Selected text:
_ _ _ _ _

Normal, I've come to understand. But I hate being tired. I tried to catch a few minutes on the fly today, but one of the twins I am currently watching has recently decided that napping (or sleeping, ever, for that matter) really isn't a need. If I put her in her bed she'll sit up and thump her head on the side of her crib, or lay down and kick her legs hard enough to move the crib across the room. It's wild! She's wild! and she's driving me wild! ;)

So, honestly, 100%, I am excited to be pregnant. I am excited to have a baby. I am excited to be a mom (again). But I am not so excited about the tired, crabby, and not feeling great thing. I want to be happy and stress-free - I hear it's a much better way to have a happy and care-free baby. Here's hopin'!

Signed,
The one who IS really, really excited, but just can't fully express it at this moment. (Just thought I'd at least share the exciting news.)

Friday, March 19, 2010

Grosgrain: Shabby Apple Shakespeare Garden Dress GIVEAWAY!!!!

Grosgrain: Shabby Apple Shakespeare Garden Dress GIVEAWAY!!!!

What are the chances that I could win this dress? I have been SO obsessed with Shabby Apple for years...
I WANT it!! :)

Thursday, March 11, 2010

Bitter Sweet

SO... my LoLo, my Love Face, My Rolito, My Lauren Maley is getting married on Saturday!! Yahoo!!! I am so excited for her. Jans is a great guy and she deserves the VERY best!

THAT is the sweet.

There is more sweet. My sister-in-law, Keri, is also getting married this weekend - Sunday, to be exact. We are so excited for her and Oren. They make a great couple and it makes us very happy to see them together.

More sweet. Love Face is getting married here in the beautiful Washington, DC temple. (Same place Christian and I were sealed.)

Still
more sweet. Keri & Oren are getting married in a lovely place in Ohio.

_ _ _ _ _

(Dataset entries)
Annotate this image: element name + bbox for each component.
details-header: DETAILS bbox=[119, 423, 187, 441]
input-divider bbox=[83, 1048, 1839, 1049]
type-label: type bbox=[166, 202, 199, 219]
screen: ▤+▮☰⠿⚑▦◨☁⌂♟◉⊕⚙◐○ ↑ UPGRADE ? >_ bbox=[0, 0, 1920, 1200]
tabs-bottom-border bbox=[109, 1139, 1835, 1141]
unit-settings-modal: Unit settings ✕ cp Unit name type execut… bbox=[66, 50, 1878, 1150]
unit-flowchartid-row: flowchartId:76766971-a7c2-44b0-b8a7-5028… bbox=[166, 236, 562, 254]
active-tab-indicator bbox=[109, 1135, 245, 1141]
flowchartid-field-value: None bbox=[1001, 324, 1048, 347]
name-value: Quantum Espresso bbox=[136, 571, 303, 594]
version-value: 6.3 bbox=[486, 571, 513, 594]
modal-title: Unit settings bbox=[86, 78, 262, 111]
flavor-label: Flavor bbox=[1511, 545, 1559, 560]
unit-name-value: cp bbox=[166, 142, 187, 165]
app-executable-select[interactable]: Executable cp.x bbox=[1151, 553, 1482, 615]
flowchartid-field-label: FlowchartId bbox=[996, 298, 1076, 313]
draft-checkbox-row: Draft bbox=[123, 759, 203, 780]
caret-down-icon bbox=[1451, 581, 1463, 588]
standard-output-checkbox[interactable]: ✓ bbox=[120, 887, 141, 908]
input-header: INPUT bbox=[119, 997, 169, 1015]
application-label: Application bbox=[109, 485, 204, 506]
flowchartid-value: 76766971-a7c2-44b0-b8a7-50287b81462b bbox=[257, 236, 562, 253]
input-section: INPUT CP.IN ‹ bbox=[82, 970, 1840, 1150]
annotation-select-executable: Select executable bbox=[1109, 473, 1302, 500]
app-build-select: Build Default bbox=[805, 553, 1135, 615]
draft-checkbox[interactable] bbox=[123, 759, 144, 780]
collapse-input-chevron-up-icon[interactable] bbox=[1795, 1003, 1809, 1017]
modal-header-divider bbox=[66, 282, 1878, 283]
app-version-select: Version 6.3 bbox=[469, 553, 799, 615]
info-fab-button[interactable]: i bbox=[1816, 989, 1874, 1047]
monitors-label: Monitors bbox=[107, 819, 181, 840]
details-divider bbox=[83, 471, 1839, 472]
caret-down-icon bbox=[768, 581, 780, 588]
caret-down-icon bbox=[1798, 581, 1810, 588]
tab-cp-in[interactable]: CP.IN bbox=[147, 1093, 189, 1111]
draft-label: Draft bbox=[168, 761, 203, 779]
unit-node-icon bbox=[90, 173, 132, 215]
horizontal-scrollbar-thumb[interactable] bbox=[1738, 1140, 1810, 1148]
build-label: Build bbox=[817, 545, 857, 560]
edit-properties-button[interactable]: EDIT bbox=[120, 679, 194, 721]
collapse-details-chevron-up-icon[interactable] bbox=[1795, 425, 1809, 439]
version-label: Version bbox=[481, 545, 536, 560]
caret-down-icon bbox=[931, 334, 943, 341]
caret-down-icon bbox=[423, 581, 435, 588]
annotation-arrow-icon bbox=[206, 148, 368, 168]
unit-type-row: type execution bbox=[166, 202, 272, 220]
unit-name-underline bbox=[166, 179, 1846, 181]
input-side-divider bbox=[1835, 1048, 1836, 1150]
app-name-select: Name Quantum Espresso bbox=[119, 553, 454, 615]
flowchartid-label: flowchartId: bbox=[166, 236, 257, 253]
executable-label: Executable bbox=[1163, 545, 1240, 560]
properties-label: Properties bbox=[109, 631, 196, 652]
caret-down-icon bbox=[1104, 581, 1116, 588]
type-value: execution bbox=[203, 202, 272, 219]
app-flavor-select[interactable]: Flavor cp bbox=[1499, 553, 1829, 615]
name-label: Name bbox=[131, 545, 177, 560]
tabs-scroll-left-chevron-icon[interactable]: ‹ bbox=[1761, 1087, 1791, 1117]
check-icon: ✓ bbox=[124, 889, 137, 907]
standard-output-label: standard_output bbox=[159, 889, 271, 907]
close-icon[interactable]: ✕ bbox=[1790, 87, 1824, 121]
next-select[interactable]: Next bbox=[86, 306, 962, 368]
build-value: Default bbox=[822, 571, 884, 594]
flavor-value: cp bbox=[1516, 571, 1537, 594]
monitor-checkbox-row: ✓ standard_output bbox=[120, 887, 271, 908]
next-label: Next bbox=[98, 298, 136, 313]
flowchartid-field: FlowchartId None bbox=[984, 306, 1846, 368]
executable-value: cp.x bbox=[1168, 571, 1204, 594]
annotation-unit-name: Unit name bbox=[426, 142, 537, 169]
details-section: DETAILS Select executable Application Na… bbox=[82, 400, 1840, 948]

_ _ _ _ _

Exercises:
**a.** Print the blog excerpt from "There is more" up to and including "see them together.".
**b.** Provide what comes next in the blog excerpt, starting right after its last sentence.
The records are drawn from a different source than the blog excerpt.

Expected results:
**a.**
There is more sweet. My sister-in-law, Keri, is also getting married this weekend - Sunday, to be exact. We are so excited for her and Oren. They make a great couple and it makes us very happy to see them together.

**b.**
The bitter. I have to miss one wedding. I have shed many tears knowing that I am missing my best friends wedding. I never imagined I would not be there in the sealing room as she looked across the alter to make sacred and eternal covenants with her one and only. I am so incredibly sad that I sit here crying just writing about it. I. Am. So. Sad. So. Sad.

BUT
I am incredibly happy to go to Keri & Oren's wedding. We are so excited to see family and get to spend some time playing with them. We've missed them. I am so happy to spend a four-day weekend with my SuperSexyMan and my SuperSpunkyLynn. We are ready to have some fun.

So, in closing... Congratulations to Lauren & Jans and Congratulations to Keri & Oren.

(LoLo, I love you and I really wish I could be there. Luckily, for you, it will be such an amazing, special & exciting day you will hardly even realize that I am not there to share it with you. I am there in spirit, my friend. I will be thinking of you. Have an amazing time in Florida!!)

Sunday, March 7, 2010

365 Days...

Happy Anniversary, to me and to my rockin' hot husband, Christian!

What a year it has been. It's been 365 days of learning. I've learned a lot about Christian, a lot about being a mom and A LOT about myself.

I really don't have a lot to say about all of it, but I thought such a "momentous occasion" called for a posting (it's been a while since my last one and I try to write when things are "BIG").

Christian and I went out yesterday to celebrate. He keeps teasing me by saying "I didn't think we'd make it this far." Now, this teasing comes because of me and my "crazy pills." We've laughed a lot about how ridiculous I can get every once in a while (say, monthly... heehee) and how emotional I am. Quite a few times I've just started crying at like ten o'clock at night and ask him if he thought we could actually do this marriage thing and if he actually loved me enough to put up with me all the time. So if I'm not being a complete, insane wreck, joking about my emotional imbalance is quite funny.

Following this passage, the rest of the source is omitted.